_Record extracts:_

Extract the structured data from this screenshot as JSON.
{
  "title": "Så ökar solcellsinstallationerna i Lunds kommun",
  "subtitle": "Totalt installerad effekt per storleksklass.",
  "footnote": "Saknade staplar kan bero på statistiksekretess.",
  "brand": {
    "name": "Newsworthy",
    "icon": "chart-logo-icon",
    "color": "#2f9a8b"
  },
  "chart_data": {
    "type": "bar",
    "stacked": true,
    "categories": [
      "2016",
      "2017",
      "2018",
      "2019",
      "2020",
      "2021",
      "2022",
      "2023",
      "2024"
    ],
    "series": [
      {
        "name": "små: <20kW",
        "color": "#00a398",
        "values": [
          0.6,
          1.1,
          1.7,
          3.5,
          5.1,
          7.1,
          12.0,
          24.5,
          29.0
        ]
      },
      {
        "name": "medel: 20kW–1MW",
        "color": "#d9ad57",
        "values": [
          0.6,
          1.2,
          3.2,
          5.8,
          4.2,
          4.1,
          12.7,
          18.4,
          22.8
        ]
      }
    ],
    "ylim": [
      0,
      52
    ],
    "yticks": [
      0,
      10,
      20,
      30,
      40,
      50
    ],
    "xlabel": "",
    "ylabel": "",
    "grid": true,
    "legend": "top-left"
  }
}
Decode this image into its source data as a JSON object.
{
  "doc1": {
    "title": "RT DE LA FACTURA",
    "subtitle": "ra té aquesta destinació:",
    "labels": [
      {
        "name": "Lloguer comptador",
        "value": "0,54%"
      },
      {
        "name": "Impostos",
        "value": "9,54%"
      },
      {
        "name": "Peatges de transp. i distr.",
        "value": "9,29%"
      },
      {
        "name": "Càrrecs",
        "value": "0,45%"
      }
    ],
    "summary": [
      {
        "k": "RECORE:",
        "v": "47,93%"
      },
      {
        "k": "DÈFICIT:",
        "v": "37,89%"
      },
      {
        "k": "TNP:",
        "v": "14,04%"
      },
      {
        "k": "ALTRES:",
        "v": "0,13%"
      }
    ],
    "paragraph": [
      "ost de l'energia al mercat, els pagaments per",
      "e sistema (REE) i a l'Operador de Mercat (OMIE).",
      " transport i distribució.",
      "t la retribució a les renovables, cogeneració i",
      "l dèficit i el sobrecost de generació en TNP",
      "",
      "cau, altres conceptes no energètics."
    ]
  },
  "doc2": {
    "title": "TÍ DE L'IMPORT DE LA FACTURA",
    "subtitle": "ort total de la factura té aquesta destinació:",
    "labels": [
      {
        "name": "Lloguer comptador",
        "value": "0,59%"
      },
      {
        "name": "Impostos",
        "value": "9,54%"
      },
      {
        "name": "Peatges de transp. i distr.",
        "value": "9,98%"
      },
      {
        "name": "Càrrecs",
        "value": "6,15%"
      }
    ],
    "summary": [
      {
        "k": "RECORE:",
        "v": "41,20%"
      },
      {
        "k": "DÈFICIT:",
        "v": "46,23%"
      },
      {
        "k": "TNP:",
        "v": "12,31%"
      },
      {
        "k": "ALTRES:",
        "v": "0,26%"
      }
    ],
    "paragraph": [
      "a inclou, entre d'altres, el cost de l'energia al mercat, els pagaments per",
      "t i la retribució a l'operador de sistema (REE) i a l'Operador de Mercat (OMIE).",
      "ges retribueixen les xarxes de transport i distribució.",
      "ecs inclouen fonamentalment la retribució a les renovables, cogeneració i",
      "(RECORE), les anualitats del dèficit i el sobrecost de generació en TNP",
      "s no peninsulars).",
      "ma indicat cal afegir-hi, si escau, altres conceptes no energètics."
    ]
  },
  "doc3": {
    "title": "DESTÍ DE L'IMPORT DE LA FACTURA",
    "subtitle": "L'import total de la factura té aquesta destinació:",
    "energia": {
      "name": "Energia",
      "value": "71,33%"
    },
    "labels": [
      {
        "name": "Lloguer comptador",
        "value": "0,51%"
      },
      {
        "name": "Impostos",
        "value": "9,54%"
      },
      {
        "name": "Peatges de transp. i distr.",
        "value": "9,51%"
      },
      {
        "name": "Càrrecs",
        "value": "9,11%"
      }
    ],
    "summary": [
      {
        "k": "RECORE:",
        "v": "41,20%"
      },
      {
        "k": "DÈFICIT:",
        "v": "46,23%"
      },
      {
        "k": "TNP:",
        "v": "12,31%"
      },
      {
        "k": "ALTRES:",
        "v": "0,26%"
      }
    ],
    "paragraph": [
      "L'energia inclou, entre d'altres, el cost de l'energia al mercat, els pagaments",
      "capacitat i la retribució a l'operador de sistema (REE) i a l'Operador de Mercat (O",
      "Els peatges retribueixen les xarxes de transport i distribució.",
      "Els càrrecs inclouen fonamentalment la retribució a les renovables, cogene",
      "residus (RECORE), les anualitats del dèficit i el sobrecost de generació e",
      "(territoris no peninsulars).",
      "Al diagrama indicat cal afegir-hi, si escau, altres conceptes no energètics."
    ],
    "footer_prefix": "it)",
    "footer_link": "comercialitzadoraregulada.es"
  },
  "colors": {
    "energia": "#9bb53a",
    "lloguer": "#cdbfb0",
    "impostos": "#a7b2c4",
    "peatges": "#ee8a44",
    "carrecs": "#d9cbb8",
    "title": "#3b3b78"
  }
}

_Your goal:_
Tell how many lines of the data include the word "cogeneració", and nothing else.

_Expected answer:_
2